Short problem:
Restate each line of the listing exactly, without carrying over any pictures.

[Figure data in JSON]
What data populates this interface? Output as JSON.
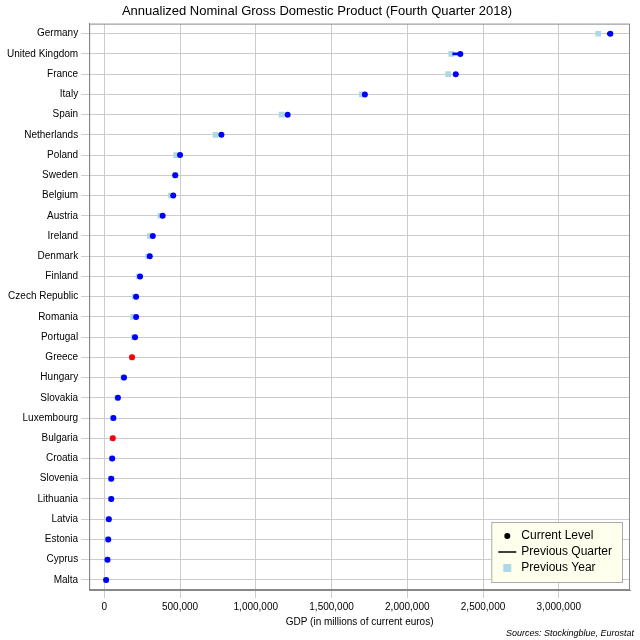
{
  "chart_data": {
    "type": "dot",
    "orientation": "horizontal",
    "title": "Annualized Nominal Gross Domestic Product (Fourth Quarter 2018)",
    "x_label": "GDP (in millions of current euros)",
    "source": "Sources: Stockingblue, Eurostat",
    "categories": [
      "Germany",
      "United Kingdom",
      "France",
      "Italy",
      "Spain",
      "Netherlands",
      "Poland",
      "Sweden",
      "Belgium",
      "Austria",
      "Ireland",
      "Denmark",
      "Finland",
      "Czech Republic",
      "Romania",
      "Portugal",
      "Greece",
      "Hungary",
      "Slovakia",
      "Luxembourg",
      "Bulgaria",
      "Croatia",
      "Slovenia",
      "Lithuania",
      "Latvia",
      "Estonia",
      "Cyprus",
      "Malta"
    ],
    "series": [
      {
        "name": "Current Level",
        "type": "scatter",
        "marker": "circle",
        "color": "#000000",
        "colors": [
          "#0000ff",
          "#0000ff",
          "#0000ff",
          "#0000ff",
          "#0000ff",
          "#0000ff",
          "#0000ff",
          "#0000ff",
          "#0000ff",
          "#0000ff",
          "#0000ff",
          "#0000ff",
          "#0000ff",
          "#0000ff",
          "#0000ff",
          "#0000ff",
          "#ff0000",
          "#0000ff",
          "#0000ff",
          "#0000ff",
          "#ff0000",
          "#0000ff",
          "#0000ff",
          "#0000ff",
          "#0000ff",
          "#0000ff",
          "#0000ff",
          "#0000ff"
        ],
        "values": [
          3340000,
          2350000,
          2320000,
          1720000,
          1210000,
          773000,
          500000,
          468000,
          455000,
          385000,
          320000,
          300000,
          236000,
          210000,
          210000,
          203000,
          183000,
          130000,
          90000,
          60000,
          56000,
          52000,
          46000,
          46000,
          30000,
          26000,
          21000,
          12000
        ]
      },
      {
        "name": "Previous Quarter",
        "type": "line",
        "line_style": "solid",
        "color": "#000000",
        "values": [
          3320000,
          2300000,
          2310000,
          1710000,
          1200000,
          765000,
          495000,
          470000,
          450000,
          380000,
          315000,
          297000,
          234000,
          207000,
          205000,
          200000,
          185000,
          128000,
          89000,
          59000,
          57000,
          51000,
          45000,
          45000,
          29000,
          25500,
          20500,
          11800
        ]
      },
      {
        "name": "Previous Year",
        "type": "scatter",
        "marker": "square",
        "color": "#add8e6",
        "values": [
          3260000,
          2290000,
          2270000,
          1700000,
          1170000,
          734000,
          474000,
          470000,
          440000,
          370000,
          300000,
          290000,
          227000,
          200000,
          190000,
          195000,
          183000,
          125000,
          86000,
          58000,
          53000,
          49000,
          43000,
          43000,
          27000,
          24000,
          20000,
          11000
        ]
      }
    ],
    "xlim": [
      -100000,
      3470000
    ],
    "xticks": [
      0,
      {
        "value": 500000,
        "label": "500,000"
      },
      {
        "value": 1000000,
        "label": "1,000,000"
      },
      {
        "value": 1500000,
        "label": "1,500,000"
      },
      {
        "value": 2000000,
        "label": "2,000,000"
      },
      {
        "value": 2500000,
        "label": "2,500,000"
      },
      {
        "value": 3000000,
        "label": "3,000,000"
      }
    ],
    "grid": true,
    "legend": "bottom-right"
  }
}
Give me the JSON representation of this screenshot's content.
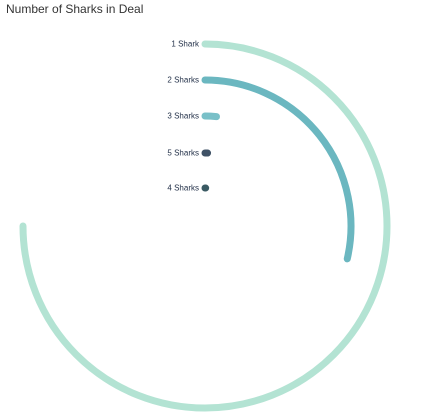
{
  "chart_data": {
    "type": "radial_bar",
    "title": "Number of Sharks in Deal",
    "categories": [
      "1 Shark",
      "2 Sharks",
      "3 Sharks",
      "5 Sharks",
      "4 Sharks"
    ],
    "values": [
      270,
      103,
      6,
      2,
      1
    ],
    "max_angle_value": 360,
    "colors": [
      "#b3e3d3",
      "#6bb7c0",
      "#79c0c8",
      "#3f5266",
      "#3a5a63"
    ]
  }
}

Final result:
What data populates this interface? Output as JSON.
{
  "chart_data": {
    "type": "dot",
    "orientation": "horizontal",
    "title": "Annualized Nominal Gross Domestic Product (Fourth Quarter 2018)",
    "x_label": "GDP (in millions of current euros)",
    "source": "Sources: Stockingblue, Eurostat",
    "categories": [
      "Germany",
      "United Kingdom",
      "France",
      "Italy",
      "Spain",
      "Netherlands",
      "Poland",
      "Sweden",
      "Belgium",
      "Austria",
      "Ireland",
      "Denmark",
      "Finland",
      "Czech Republic",
      "Romania",
      "Portugal",
      "Greece",
      "Hungary",
      "Slovakia",
      "Luxembourg",
      "Bulgaria",
      "Croatia",
      "Slovenia",
      "Lithuania",
      "Latvia",
      "Estonia",
      "Cyprus",
      "Malta"
    ],
    "series": [
      {
        "name": "Current Level",
        "type": "scatter",
        "marker": "circle",
        "color": "#000000",
        "colors": [
          "#0000ff",
          "#0000ff",
          "#0000ff",
          "#0000ff",
          "#0000ff",
          "#0000ff",
          "#0000ff",
          "#0000ff",
          "#0000ff",
          "#0000ff",
          "#0000ff",
          "#0000ff",
          "#0000ff",
          "#0000ff",
          "#0000ff",
          "#0000ff",
          "#ff0000",
          "#0000ff",
          "#0000ff",
          "#0000ff",
          "#ff0000",
          "#0000ff",
          "#0000ff",
          "#0000ff",
          "#0000ff",
          "#0000ff",
          "#0000ff",
          "#0000ff"
        ],
        "values": [
          3340000,
          2350000,
          2320000,
          1720000,
          1210000,
          773000,
          500000,
          468000,
          455000,
          385000,
          320000,
          300000,
          236000,
          210000,
          210000,
          203000,
          183000,
          130000,
          90000,
          60000,
          56000,
          52000,
          46000,
          46000,
          30000,
          26000,
          21000,
          12000
        ]
      },
      {
        "name": "Previous Quarter",
        "type": "line",
        "line_style": "solid",
        "color": "#000000",
        "values": [
          3320000,
          2300000,
          2310000,
          1710000,
          1200000,
          765000,
          495000,
          470000,
          450000,
          380000,
          315000,
          297000,
          234000,
          207000,
          205000,
          200000,
          185000,
          128000,
          89000,
          59000,
          57000,
          51000,
          45000,
          45000,
          29000,
          25500,
          20500,
          11800
        ]
      },
      {
        "name": "Previous Year",
        "type": "scatter",
        "marker": "square",
        "color": "#add8e6",
        "values": [
          3260000,
          2290000,
          2270000,
          1700000,
          1170000,
          734000,
          474000,
          470000,
          440000,
          370000,
          300000,
          290000,
          227000,
          200000,
          190000,
          195000,
          183000,
          125000,
          86000,
          58000,
          53000,
          49000,
          43000,
          43000,
          27000,
          24000,
          20000,
          11000
        ]
      }
    ],
    "xlim": [
      -100000,
      3470000
    ],
    "xticks": [
      0,
      {
        "value": 500000,
        "label": "500,000"
      },
      {
        "value": 1000000,
        "label": "1,000,000"
      },
      {
        "value": 1500000,
        "label": "1,500,000"
      },
      {
        "value": 2000000,
        "label": "2,000,000"
      },
      {
        "value": 2500000,
        "label": "2,500,000"
      },
      {
        "value": 3000000,
        "label": "3,000,000"
      }
    ],
    "grid": true,
    "legend": "bottom-right"
  }
}
Give me the JSON representation of this screenshot's content.
{
  "chart_data": {
    "type": "radial_bar",
    "title": "Number of Sharks in Deal",
    "categories": [
      "1 Shark",
      "2 Sharks",
      "3 Sharks",
      "5 Sharks",
      "4 Sharks"
    ],
    "values": [
      270,
      103,
      6,
      2,
      1
    ],
    "max_angle_value": 360,
    "colors": [
      "#b3e3d3",
      "#6bb7c0",
      "#79c0c8",
      "#3f5266",
      "#3a5a63"
    ]
  }
}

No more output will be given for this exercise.